EXERCISE PROMPT: Read the data and repeat all of it exactly.

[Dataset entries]
::::::::::

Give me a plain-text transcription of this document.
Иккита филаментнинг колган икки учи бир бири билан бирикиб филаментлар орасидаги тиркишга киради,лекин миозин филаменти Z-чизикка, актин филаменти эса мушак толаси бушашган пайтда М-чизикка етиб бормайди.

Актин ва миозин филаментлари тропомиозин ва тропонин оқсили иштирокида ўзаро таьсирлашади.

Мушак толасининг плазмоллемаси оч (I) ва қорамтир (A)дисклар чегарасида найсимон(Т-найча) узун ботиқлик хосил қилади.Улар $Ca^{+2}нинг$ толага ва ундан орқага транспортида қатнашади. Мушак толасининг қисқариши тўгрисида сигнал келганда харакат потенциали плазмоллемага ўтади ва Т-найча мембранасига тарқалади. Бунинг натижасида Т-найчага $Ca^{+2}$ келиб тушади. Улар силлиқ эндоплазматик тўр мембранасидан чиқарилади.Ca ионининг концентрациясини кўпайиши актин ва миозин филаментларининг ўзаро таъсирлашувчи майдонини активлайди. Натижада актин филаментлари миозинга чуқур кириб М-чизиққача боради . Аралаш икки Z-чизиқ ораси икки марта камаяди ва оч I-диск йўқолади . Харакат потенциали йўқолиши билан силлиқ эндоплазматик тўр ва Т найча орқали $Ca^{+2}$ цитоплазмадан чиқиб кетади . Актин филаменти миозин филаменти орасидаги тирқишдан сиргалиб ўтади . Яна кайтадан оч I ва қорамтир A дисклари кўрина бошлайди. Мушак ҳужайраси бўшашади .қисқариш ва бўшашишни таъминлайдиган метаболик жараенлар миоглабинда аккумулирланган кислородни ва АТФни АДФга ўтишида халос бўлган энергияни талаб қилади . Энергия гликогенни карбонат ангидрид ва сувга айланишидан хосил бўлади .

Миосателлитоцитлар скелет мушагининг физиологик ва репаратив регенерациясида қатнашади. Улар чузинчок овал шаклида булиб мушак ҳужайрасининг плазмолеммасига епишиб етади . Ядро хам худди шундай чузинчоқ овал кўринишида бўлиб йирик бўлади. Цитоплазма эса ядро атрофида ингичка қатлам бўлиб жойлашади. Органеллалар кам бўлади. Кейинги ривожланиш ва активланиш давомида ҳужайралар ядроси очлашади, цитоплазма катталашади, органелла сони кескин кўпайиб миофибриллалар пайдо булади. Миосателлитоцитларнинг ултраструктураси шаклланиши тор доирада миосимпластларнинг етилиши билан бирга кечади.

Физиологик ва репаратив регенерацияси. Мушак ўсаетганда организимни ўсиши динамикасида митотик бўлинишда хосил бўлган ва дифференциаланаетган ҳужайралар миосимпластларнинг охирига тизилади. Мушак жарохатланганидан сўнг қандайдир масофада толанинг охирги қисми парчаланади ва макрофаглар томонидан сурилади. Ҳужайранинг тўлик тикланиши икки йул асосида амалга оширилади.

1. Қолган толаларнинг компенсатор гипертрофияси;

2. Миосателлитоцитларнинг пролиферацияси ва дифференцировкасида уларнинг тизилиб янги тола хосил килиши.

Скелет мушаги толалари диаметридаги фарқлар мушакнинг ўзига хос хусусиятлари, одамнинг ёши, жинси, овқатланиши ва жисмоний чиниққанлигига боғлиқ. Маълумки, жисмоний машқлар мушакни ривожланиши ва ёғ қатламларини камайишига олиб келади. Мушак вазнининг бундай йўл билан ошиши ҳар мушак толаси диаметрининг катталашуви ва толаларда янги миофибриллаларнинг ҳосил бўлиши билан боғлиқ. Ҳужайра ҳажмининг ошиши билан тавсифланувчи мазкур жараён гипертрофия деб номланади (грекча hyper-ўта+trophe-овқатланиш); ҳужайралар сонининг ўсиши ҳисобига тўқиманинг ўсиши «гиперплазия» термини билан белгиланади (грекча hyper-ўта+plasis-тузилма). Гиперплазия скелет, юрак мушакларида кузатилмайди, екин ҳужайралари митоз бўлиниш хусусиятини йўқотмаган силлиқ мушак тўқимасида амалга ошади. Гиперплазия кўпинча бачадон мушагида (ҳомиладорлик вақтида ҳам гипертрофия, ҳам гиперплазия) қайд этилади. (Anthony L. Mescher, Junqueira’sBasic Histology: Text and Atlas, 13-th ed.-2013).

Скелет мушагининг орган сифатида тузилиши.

::::::::::

REPLY:
Give me a plain-text transcription of this document.
Иккита филаментнинг колган икки учи бир бири билан бирикиб филаментлар орасидаги тиркишга киради,лекин миозин филаменти Z-чизикка, актин филаменти эса мушак толаси бушашган пайтда М-чизикка етиб бормайди.

Актин ва миозин филаментлари тропомиозин ва тропонин оқсили иштирокида ўзаро таьсирлашади.

Мушак толасининг плазмоллемаси оч (I) ва қорамтир (A)дисклар чегарасида найсимон(Т-найча) узун ботиқлик хосил қилади.Улар $Ca^{+2}нинг$ толага ва ундан орқага транспортида қатнашади. Мушак толасининг қисқариши тўгрисида сигнал келганда харакат потенциали плазмоллемага ўтади ва Т-найча мембранасига тарқалади. Бунинг натижасида Т-найчага $Ca^{+2}$ келиб тушади. Улар силлиқ эндоплазматик тўр мембранасидан чиқарилади.Ca ионининг концентрациясини кўпайиши актин ва миозин филаментларининг ўзаро таъсирлашувчи майдонини активлайди. Натижада актин филаментлари миозинга чуқур кириб М-чизиққача боради . Аралаш икки Z-чизиқ ораси икки марта камаяди ва оч I-диск йўқолади . Харакат потенциали йўқолиши билан силлиқ эндоплазматик тўр ва Т найча орқали $Ca^{+2}$ цитоплазмадан чиқиб кетади . Актин филаменти миозин филаменти орасидаги тирқишдан сиргалиб ўтади . Яна кайтадан оч I ва қорамтир A дисклари кўрина бошлайди. Мушак ҳужайраси бўшашади .қисқариш ва бўшашишни таъминлайдиган метаболик жараенлар миоглабинда аккумулирланган кислородни ва АТФни АДФга ўтишида халос бўлган энергияни талаб қилади . Энергия гликогенни карбонат ангидрид ва сувга айланишидан хосил бўлади .

Миосателлитоцитлар скелет мушагининг физиологик ва репаратив регенерациясида қатнашади. Улар чузинчок овал шаклида булиб мушак ҳужайрасининг плазмолеммасига епишиб етади . Ядро хам худди шундай чузинчоқ овал кўринишида бўлиб йирик бўлади. Цитоплазма эса ядро атрофида ингичка қатлам бўлиб жойлашади. Органеллалар кам бўлади. Кейинги ривожланиш ва активланиш давомида ҳужайралар ядроси очлашади, цитоплазма катталашади, органелла сони кескин кўпайиб миофибриллалар пайдо булади. Миосателлитоцитларнинг ултраструктураси шаклланиши тор доирада миосимпластларнинг етилиши билан бирга кечади.

Физиологик ва репаратив регенерацияси. Мушак ўсаетганда организимни ўсиши динамикасида митотик бўлинишда хосил бўлган ва дифференциаланаетган ҳужайралар миосимпластларнинг охирига тизилади. Мушак жарохатланганидан сўнг қандайдир масофада толанинг охирги қисми парчаланади ва макрофаглар томонидан сурилади. Ҳужайранинг тўлик тикланиши икки йул асосида амалга оширилади.

1. Қолган толаларнинг компенсатор гипертрофияси;

2. Миосателлитоцитларнинг пролиферацияси ва дифференцировкасида уларнинг тизилиб янги тола хосил килиши.

Скелет мушаги толалари диаметридаги фарқлар мушакнинг ўзига хос хусусиятлари, одамнинг ёши, жинси, овқатланиши ва жисмоний чиниққанлигига боғлиқ. Маълумки, жисмоний машқлар мушакни ривожланиши ва ёғ қатламларини камайишига олиб келади. Мушак вазнининг бундай йўл билан ошиши ҳар мушак толаси диаметрининг катталашуви ва толаларда янги миофибриллаларнинг ҳосил бўлиши билан боғлиқ. Ҳужайра ҳажмининг ошиши билан тавсифланувчи мазкур жараён гипертрофия деб номланади (грекча hyper-ўта+trophe-овқатланиш); ҳужайралар сонининг ўсиши ҳисобига тўқиманинг ўсиши «гиперплазия» термини билан белгиланади (грекча hyper-ўта+plasis-тузилма). Гиперплазия скелет, юрак мушакларида кузатилмайди, екин ҳужайралари митоз бўлиниш хусусиятини йўқотмаган силлиқ мушак тўқимасида амалга ошади. Гиперплазия кўпинча бачадон мушагида (ҳомиладорлик вақтида ҳам гипертрофия, ҳам гиперплазия) қайд этилади. (Anthony L. Mescher, Junqueira’sBasic Histology: Text and Atlas, 13-th ed.-2013).

Скелет мушагининг орган сифатида тузилиши.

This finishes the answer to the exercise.